• [Data]
++++++++++

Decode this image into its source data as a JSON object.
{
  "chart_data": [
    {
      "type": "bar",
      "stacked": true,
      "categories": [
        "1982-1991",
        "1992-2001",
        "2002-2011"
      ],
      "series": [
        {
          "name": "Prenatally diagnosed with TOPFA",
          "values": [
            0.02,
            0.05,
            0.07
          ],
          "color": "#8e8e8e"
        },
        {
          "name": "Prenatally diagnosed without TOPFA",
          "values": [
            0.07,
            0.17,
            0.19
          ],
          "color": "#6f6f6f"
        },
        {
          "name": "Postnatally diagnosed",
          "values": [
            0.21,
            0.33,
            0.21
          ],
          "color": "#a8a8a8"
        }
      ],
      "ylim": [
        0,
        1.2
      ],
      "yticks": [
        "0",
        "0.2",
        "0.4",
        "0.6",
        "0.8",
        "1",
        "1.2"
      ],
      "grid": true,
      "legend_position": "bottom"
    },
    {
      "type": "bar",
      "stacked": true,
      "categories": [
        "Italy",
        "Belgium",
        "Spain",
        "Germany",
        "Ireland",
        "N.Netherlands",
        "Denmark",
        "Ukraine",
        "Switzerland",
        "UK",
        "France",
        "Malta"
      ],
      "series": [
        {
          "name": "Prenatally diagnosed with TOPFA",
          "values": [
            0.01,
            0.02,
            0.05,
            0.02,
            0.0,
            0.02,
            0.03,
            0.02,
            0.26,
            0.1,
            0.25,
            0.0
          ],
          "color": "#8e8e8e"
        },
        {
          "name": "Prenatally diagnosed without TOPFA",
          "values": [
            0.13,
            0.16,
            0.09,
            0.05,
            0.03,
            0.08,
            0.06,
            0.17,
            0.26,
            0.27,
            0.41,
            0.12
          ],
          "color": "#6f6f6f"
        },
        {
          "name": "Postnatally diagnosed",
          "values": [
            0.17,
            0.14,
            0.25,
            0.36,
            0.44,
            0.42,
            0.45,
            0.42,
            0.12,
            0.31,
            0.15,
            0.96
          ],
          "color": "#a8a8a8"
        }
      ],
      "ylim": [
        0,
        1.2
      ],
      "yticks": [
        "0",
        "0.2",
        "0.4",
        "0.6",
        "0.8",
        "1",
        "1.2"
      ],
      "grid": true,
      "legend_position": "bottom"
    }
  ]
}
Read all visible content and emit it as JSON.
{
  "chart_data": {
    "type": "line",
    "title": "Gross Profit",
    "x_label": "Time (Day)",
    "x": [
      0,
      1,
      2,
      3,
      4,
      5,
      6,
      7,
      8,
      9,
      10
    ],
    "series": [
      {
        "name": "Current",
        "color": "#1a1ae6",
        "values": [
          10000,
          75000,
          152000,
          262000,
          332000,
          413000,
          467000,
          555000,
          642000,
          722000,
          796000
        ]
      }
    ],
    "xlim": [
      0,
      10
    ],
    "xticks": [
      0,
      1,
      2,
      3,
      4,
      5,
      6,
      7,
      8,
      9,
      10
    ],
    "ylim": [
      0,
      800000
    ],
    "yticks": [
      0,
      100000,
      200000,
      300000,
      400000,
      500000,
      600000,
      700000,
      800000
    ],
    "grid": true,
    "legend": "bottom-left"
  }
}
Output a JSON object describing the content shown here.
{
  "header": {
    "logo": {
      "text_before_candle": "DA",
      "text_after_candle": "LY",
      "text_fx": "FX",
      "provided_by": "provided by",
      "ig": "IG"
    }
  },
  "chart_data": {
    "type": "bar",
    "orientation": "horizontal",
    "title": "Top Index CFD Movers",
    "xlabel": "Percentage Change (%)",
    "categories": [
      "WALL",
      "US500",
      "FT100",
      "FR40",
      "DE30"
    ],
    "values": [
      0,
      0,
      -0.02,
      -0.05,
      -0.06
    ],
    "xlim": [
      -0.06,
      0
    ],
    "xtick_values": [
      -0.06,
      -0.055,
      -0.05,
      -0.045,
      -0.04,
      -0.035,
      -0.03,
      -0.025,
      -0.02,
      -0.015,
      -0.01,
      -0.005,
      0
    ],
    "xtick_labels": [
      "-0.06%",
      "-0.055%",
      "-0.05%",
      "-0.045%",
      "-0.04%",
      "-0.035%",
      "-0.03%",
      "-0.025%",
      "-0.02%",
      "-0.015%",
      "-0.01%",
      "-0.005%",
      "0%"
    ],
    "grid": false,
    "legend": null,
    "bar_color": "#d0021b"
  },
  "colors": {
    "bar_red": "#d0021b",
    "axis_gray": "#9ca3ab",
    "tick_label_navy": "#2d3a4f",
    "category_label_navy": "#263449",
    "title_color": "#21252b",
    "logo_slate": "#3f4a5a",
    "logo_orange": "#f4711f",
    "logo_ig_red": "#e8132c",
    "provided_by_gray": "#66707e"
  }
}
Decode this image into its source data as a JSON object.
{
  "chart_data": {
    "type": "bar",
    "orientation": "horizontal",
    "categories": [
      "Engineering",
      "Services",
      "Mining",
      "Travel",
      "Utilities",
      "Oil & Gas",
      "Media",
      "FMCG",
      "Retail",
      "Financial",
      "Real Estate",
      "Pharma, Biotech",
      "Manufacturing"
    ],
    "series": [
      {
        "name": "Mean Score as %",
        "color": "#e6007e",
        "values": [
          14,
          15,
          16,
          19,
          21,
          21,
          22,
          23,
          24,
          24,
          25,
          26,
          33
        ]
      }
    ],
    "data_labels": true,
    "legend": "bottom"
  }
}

++++++++++

• [Task details]
Copy every record above exactly as it appears.

• [Task answer]
Decode this image into its source data as a JSON object.
{
  "chart_data": [
    {
      "type": "bar",
      "stacked": true,
      "categories": [
        "1982-1991",
        "1992-2001",
        "2002-2011"
      ],
      "series": [
        {
          "name": "Prenatally diagnosed with TOPFA",
          "values": [
            0.02,
            0.05,
            0.07
          ],
          "color": "#8e8e8e"
        },
        {
          "name": "Prenatally diagnosed without TOPFA",
          "values": [
            0.07,
            0.17,
            0.19
          ],
          "color": "#6f6f6f"
        },
        {
          "name": "Postnatally diagnosed",
          "values": [
            0.21,
            0.33,
            0.21
          ],
          "color": "#a8a8a8"
        }
      ],
      "ylim": [
        0,
        1.2
      ],
      "yticks": [
        "0",
        "0.2",
        "0.4",
        "0.6",
        "0.8",
        "1",
        "1.2"
      ],
      "grid": true,
      "legend_position": "bottom"
    },
    {
      "type": "bar",
      "stacked": true,
      "categories": [
        "Italy",
        "Belgium",
        "Spain",
        "Germany",
        "Ireland",
        "N.Netherlands",
        "Denmark",
        "Ukraine",
        "Switzerland",
        "UK",
        "France",
        "Malta"
      ],
      "series": [
        {
          "name": "Prenatally diagnosed with TOPFA",
          "values": [
            0.01,
            0.02,
            0.05,
            0.02,
            0.0,
            0.02,
            0.03,
            0.02,
            0.26,
            0.1,
            0.25,
            0.0
          ],
          "color": "#8e8e8e"
        },
        {
          "name": "Prenatally diagnosed without TOPFA",
          "values": [
            0.13,
            0.16,
            0.09,
            0.05,
            0.03,
            0.08,
            0.06,
            0.17,
            0.26,
            0.27,
            0.41,
            0.12
          ],
          "color": "#6f6f6f"
        },
        {
          "name": "Postnatally diagnosed",
          "values": [
            0.17,
            0.14,
            0.25,
            0.36,
            0.44,
            0.42,
            0.45,
            0.42,
            0.12,
            0.31,
            0.15,
            0.96
          ],
          "color": "#a8a8a8"
        }
      ],
      "ylim": [
        0,
        1.2
      ],
      "yticks": [
        "0",
        "0.2",
        "0.4",
        "0.6",
        "0.8",
        "1",
        "1.2"
      ],
      "grid": true,
      "legend_position": "bottom"
    }
  ]
}
Read all visible content and emit it as JSON.
{
  "chart_data": {
    "type": "line",
    "title": "Gross Profit",
    "x_label": "Time (Day)",
    "x": [
      0,
      1,
      2,
      3,
      4,
      5,
      6,
      7,
      8,
      9,
      10
    ],
    "series": [
      {
        "name": "Current",
        "color": "#1a1ae6",
        "values": [
          10000,
          75000,
          152000,
          262000,
          332000,
          413000,
          467000,
          555000,
          642000,
          722000,
          796000
        ]
      }
    ],
    "xlim": [
      0,
      10
    ],
    "xticks": [
      0,
      1,
      2,
      3,
      4,
      5,
      6,
      7,
      8,
      9,
      10
    ],
    "ylim": [
      0,
      800000
    ],
    "yticks": [
      0,
      100000,
      200000,
      300000,
      400000,
      500000,
      600000,
      700000,
      800000
    ],
    "grid": true,
    "legend": "bottom-left"
  }
}
Output a JSON object describing the content shown here.
{
  "header": {
    "logo": {
      "text_before_candle": "DA",
      "text_after_candle": "LY",
      "text_fx": "FX",
      "provided_by": "provided by",
      "ig": "IG"
    }
  },
  "chart_data": {
    "type": "bar",
    "orientation": "horizontal",
    "title": "Top Index CFD Movers",
    "xlabel": "Percentage Change (%)",
    "categories": [
      "WALL",
      "US500",
      "FT100",
      "FR40",
      "DE30"
    ],
    "values": [
      0,
      0,
      -0.02,
      -0.05,
      -0.06
    ],
    "xlim": [
      -0.06,
      0
    ],
    "xtick_values": [
      -0.06,
      -0.055,
      -0.05,
      -0.045,
      -0.04,
      -0.035,
      -0.03,
      -0.025,
      -0.02,
      -0.015,
      -0.01,
      -0.005,
      0
    ],
    "xtick_labels": [
      "-0.06%",
      "-0.055%",
      "-0.05%",
      "-0.045%",
      "-0.04%",
      "-0.035%",
      "-0.03%",
      "-0.025%",
      "-0.02%",
      "-0.015%",
      "-0.01%",
      "-0.005%",
      "0%"
    ],
    "grid": false,
    "legend": null,
    "bar_color": "#d0021b"
  },
  "colors": {
    "bar_red": "#d0021b",
    "axis_gray": "#9ca3ab",
    "tick_label_navy": "#2d3a4f",
    "category_label_navy": "#263449",
    "title_color": "#21252b",
    "logo_slate": "#3f4a5a",
    "logo_orange": "#f4711f",
    "logo_ig_red": "#e8132c",
    "provided_by_gray": "#66707e"
  }
}
Decode this image into its source data as a JSON object.
{
  "chart_data": {
    "type": "bar",
    "orientation": "horizontal",
    "categories": [
      "Engineering",
      "Services",
      "Mining",
      "Travel",
      "Utilities",
      "Oil & Gas",
      "Media",
      "FMCG",
      "Retail",
      "Financial",
      "Real Estate",
      "Pharma, Biotech",
      "Manufacturing"
    ],
    "series": [
      {
        "name": "Mean Score as %",
        "color": "#e6007e",
        "values": [
          14,
          15,
          16,
          19,
          21,
          21,
          22,
          23,
          24,
          24,
          25,
          26,
          33
        ]
      }
    ],
    "data_labels": true,
    "legend": "bottom"
  }
}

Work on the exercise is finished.